• DIRECTION:
Omit every picture and output the rest of the records exactly as they are.

>> START

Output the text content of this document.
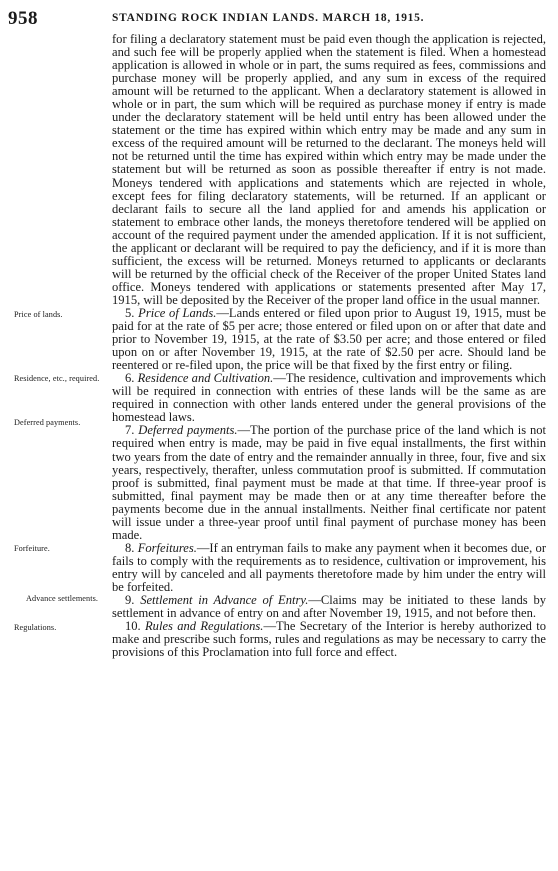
958	STANDING ROCK INDIAN LANDS. MARCH 18, 1915.

for filing a declaratory statement must be paid even though the application is rejected, and such fee will be properly applied when the statement is filed. When a homestead application is allowed in whole or in part, the sums required as fees, commissions and purchase money will be properly applied, and any sum in excess of the required amount will be returned to the applicant. When a declaratory statement is allowed in whole or in part, the sum which will be required as purchase money if entry is made under the declaratory statement will be held until entry has been allowed under the statement or the time has expired within which entry may be made and any sum in excess of the required amount will be returned to the declarant. The moneys held will not be returned until the time has expired within which entry may be made under the statement but will be returned as soon as possible thereafter if entry is not made. Moneys tendered with applications and statements which are rejected in whole, except fees for filing declaratory statements, will be returned. If an applicant or declarant fails to secure all the land applied for and amends his application or statement to embrace other lands, the moneys theretofore tendered will be applied on account of the required payment under the amended application. If it is not sufficient, the applicant or declarant will be required to pay the deficiency, and if it is more than sufficient, the excess will be returned. Moneys returned to applicants or declarants will be returned by the official check of the Receiver of the proper United States land office. Moneys tendered with applications or statements presented after May 17, 1915, will be deposited by the Receiver of the proper land office in the usual manner.

Price of lands.	5. Price of Lands.—Lands entered or filed upon prior to August 19, 1915, must be paid for at the rate of $5 per acre; those entered or filed upon on or after that date and prior to November 19, 1915, at the rate of $3.50 per acre; and those entered or filed upon on or after November 19, 1915, at the rate of $2.50 per acre. Should land be reentered or re-filed upon, the price will be that fixed by the first entry or filing.

Residence, etc., required.	6. Residence and Cultivation.—The residence, cultivation and improvements which will be required in connection with entries of these lands will be the same as are required in connection with other lands entered under the general provisions of the homestead laws.

Deferred payments.

7. Deferred payments.—The portion of the purchase price of the land which is not required when entry is made, may be paid in five equal installments, the first within two years from the date of entry and the remainder annually in three, four, five and six years, respectively, therafter, unless commutation proof is submitted. If commutation proof is submitted, final payment must be made at that time. If three-year proof is submitted, final payment may be made then or at any time thereafter before the payments become due in the annual installments. Neither final certificate nor patent will issue under a three-year proof until final payment of purchase money has been made.

Forfeiture.	8. Forfeitures.—If an entryman fails to make any payment when it becomes due, or fails to comply with the requirements as to residence, cultivation or improvement, his entry will by canceled and all payments theretofore made by him under the entry will be forfeited.

Advance settlements.	9. Settlement in Advance of Entry.—Claims may be initiated to these lands by settlement in advance of entry on and after November 19, 1915, and not before then.

Regulations.	10. Rules and Regulations.—The Secretary of the Interior is hereby authorized to make and prescribe such forms, rules and regulations as may be necessary to carry the provisions of this Proclamation into full force and effect.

>> END

• EXERCISE RESPONSE:
Output the text content of this document.
958	STANDING ROCK INDIAN LANDS. MARCH 18, 1915.

for filing a declaratory statement must be paid even though the application is rejected, and such fee will be properly applied when the statement is filed. When a homestead application is allowed in whole or in part, the sums required as fees, commissions and purchase money will be properly applied, and any sum in excess of the required amount will be returned to the applicant. When a declaratory statement is allowed in whole or in part, the sum which will be required as purchase money if entry is made under the declaratory statement will be held until entry has been allowed under the statement or the time has expired within which entry may be made and any sum in excess of the required amount will be returned to the declarant. The moneys held will not be returned until the time has expired within which entry may be made under the statement but will be returned as soon as possible thereafter if entry is not made. Moneys tendered with applications and statements which are rejected in whole, except fees for filing declaratory statements, will be returned. If an applicant or declarant fails to secure all the land applied for and amends his application or statement to embrace other lands, the moneys theretofore tendered will be applied on account of the required payment under the amended application. If it is not sufficient, the applicant or declarant will be required to pay the deficiency, and if it is more than sufficient, the excess will be returned. Moneys returned to applicants or declarants will be returned by the official check of the Receiver of the proper United States land office. Moneys tendered with applications or statements presented after May 17, 1915, will be deposited by the Receiver of the proper land office in the usual manner.

Price of lands.	5. Price of Lands.—Lands entered or filed upon prior to August 19, 1915, must be paid for at the rate of $5 per acre; those entered or filed upon on or after that date and prior to November 19, 1915, at the rate of $3.50 per acre; and those entered or filed upon on or after November 19, 1915, at the rate of $2.50 per acre. Should land be reentered or re-filed upon, the price will be that fixed by the first entry or filing.

Residence, etc., required.	6. Residence and Cultivation.—The residence, cultivation and improvements which will be required in connection with entries of these lands will be the same as are required in connection with other lands entered under the general provisions of the homestead laws.

Deferred payments.

7. Deferred payments.—The portion of the purchase price of the land which is not required when entry is made, may be paid in five equal installments, the first within two years from the date of entry and the remainder annually in three, four, five and six years, respectively, therafter, unless commutation proof is submitted. If commutation proof is submitted, final payment must be made at that time. If three-year proof is submitted, final payment may be made then or at any time thereafter before the payments become due in the annual installments. Neither final certificate nor patent will issue under a three-year proof until final payment of purchase money has been made.

Forfeiture.	8. Forfeitures.—If an entryman fails to make any payment when it becomes due, or fails to comply with the requirements as to residence, cultivation or improvement, his entry will by canceled and all payments theretofore made by him under the entry will be forfeited.

Advance settlements.	9. Settlement in Advance of Entry.—Claims may be initiated to these lands by settlement in advance of entry on and after November 19, 1915, and not before then.

Regulations.	10. Rules and Regulations.—The Secretary of the Interior is hereby authorized to make and prescribe such forms, rules and regulations as may be necessary to carry the provisions of this Proclamation into full force and effect.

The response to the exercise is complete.